__YOUR GOAL__
Every entry must be duplicated precisely as written.

__DATA FOR PROCESSING__
>> begin

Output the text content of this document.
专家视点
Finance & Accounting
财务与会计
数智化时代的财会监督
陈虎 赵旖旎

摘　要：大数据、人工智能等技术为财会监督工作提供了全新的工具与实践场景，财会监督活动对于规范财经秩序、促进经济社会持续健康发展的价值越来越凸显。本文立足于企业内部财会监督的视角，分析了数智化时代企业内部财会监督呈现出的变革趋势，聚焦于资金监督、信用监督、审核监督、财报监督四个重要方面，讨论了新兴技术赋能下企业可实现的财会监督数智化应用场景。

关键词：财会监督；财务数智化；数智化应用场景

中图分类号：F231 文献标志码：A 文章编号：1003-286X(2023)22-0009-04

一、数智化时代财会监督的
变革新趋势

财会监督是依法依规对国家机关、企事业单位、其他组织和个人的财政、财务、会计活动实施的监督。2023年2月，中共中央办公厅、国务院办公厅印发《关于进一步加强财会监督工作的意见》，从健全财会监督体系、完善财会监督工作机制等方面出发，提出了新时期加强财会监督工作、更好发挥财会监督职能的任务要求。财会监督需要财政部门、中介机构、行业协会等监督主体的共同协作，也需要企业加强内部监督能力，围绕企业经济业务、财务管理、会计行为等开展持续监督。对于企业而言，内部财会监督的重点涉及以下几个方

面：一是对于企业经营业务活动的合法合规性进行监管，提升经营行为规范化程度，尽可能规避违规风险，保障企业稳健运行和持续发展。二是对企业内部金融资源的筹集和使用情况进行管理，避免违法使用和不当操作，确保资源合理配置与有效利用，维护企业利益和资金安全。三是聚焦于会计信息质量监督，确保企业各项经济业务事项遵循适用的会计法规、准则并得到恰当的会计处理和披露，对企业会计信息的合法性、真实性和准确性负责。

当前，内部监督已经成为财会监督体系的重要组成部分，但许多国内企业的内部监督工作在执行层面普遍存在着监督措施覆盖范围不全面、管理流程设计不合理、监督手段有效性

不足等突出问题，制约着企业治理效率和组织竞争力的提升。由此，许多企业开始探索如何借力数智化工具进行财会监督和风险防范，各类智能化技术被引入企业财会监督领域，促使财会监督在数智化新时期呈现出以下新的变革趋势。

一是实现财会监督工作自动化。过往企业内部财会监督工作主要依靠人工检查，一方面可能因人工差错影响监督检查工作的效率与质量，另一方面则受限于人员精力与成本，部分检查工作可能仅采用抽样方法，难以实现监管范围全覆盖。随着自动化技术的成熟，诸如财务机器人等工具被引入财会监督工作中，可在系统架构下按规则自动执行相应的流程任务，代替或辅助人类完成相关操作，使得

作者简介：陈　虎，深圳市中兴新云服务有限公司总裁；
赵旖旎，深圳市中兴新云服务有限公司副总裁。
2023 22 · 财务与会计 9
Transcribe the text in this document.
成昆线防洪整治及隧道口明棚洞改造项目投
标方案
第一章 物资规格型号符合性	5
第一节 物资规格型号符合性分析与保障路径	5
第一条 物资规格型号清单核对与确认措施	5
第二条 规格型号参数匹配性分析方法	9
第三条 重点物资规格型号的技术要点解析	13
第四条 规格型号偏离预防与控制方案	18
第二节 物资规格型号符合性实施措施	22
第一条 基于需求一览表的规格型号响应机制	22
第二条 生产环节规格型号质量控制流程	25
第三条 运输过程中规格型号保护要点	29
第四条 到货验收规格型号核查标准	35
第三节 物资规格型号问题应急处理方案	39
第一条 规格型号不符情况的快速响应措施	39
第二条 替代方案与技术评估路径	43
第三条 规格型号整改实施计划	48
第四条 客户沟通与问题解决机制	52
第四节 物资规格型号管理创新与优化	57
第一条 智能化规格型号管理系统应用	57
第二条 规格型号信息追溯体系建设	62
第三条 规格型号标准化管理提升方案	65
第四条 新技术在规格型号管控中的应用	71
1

>> end

__EXPECTED ANSWER__
Output the text content of this document.
专家视点
Finance & Accounting
财务与会计
数智化时代的财会监督
陈虎 赵旖旎

摘　要：大数据、人工智能等技术为财会监督工作提供了全新的工具与实践场景，财会监督活动对于规范财经秩序、促进经济社会持续健康发展的价值越来越凸显。本文立足于企业内部财会监督的视角，分析了数智化时代企业内部财会监督呈现出的变革趋势，聚焦于资金监督、信用监督、审核监督、财报监督四个重要方面，讨论了新兴技术赋能下企业可实现的财会监督数智化应用场景。

关键词：财会监督；财务数智化；数智化应用场景

中图分类号：F231 文献标志码：A 文章编号：1003-286X(2023)22-0009-04

一、数智化时代财会监督的
变革新趋势

财会监督是依法依规对国家机关、企事业单位、其他组织和个人的财政、财务、会计活动实施的监督。2023年2月，中共中央办公厅、国务院办公厅印发《关于进一步加强财会监督工作的意见》，从健全财会监督体系、完善财会监督工作机制等方面出发，提出了新时期加强财会监督工作、更好发挥财会监督职能的任务要求。财会监督需要财政部门、中介机构、行业协会等监督主体的共同协作，也需要企业加强内部监督能力，围绕企业经济业务、财务管理、会计行为等开展持续监督。对于企业而言，内部财会监督的重点涉及以下几个方

面：一是对于企业经营业务活动的合法合规性进行监管，提升经营行为规范化程度，尽可能规避违规风险，保障企业稳健运行和持续发展。二是对企业内部金融资源的筹集和使用情况进行管理，避免违法使用和不当操作，确保资源合理配置与有效利用，维护企业利益和资金安全。三是聚焦于会计信息质量监督，确保企业各项经济业务事项遵循适用的会计法规、准则并得到恰当的会计处理和披露，对企业会计信息的合法性、真实性和准确性负责。

当前，内部监督已经成为财会监督体系的重要组成部分，但许多国内企业的内部监督工作在执行层面普遍存在着监督措施覆盖范围不全面、管理流程设计不合理、监督手段有效性

不足等突出问题，制约着企业治理效率和组织竞争力的提升。由此，许多企业开始探索如何借力数智化工具进行财会监督和风险防范，各类智能化技术被引入企业财会监督领域，促使财会监督在数智化新时期呈现出以下新的变革趋势。

一是实现财会监督工作自动化。过往企业内部财会监督工作主要依靠人工检查，一方面可能因人工差错影响监督检查工作的效率与质量，另一方面则受限于人员精力与成本，部分检查工作可能仅采用抽样方法，难以实现监管范围全覆盖。随着自动化技术的成熟，诸如财务机器人等工具被引入财会监督工作中，可在系统架构下按规则自动执行相应的流程任务，代替或辅助人类完成相关操作，使得

作者简介：陈　虎，深圳市中兴新云服务有限公司总裁；
赵旖旎，深圳市中兴新云服务有限公司副总裁。
2023 22 · 财务与会计 9
Transcribe the text in this document.
成昆线防洪整治及隧道口明棚洞改造项目投
标方案
第一章 物资规格型号符合性	5
第一节 物资规格型号符合性分析与保障路径	5
第一条 物资规格型号清单核对与确认措施	5
第二条 规格型号参数匹配性分析方法	9
第三条 重点物资规格型号的技术要点解析	13
第四条 规格型号偏离预防与控制方案	18
第二节 物资规格型号符合性实施措施	22
第一条 基于需求一览表的规格型号响应机制	22
第二条 生产环节规格型号质量控制流程	25
第三条 运输过程中规格型号保护要点	29
第四条 到货验收规格型号核查标准	35
第三节 物资规格型号问题应急处理方案	39
第一条 规格型号不符情况的快速响应措施	39
第二条 替代方案与技术评估路径	43
第三条 规格型号整改实施计划	48
第四条 客户沟通与问题解决机制	52
第四节 物资规格型号管理创新与优化	57
第一条 智能化规格型号管理系统应用	57
第二条 规格型号信息追溯体系建设	62
第三条 规格型号标准化管理提升方案	65
第四条 新技术在规格型号管控中的应用	71
1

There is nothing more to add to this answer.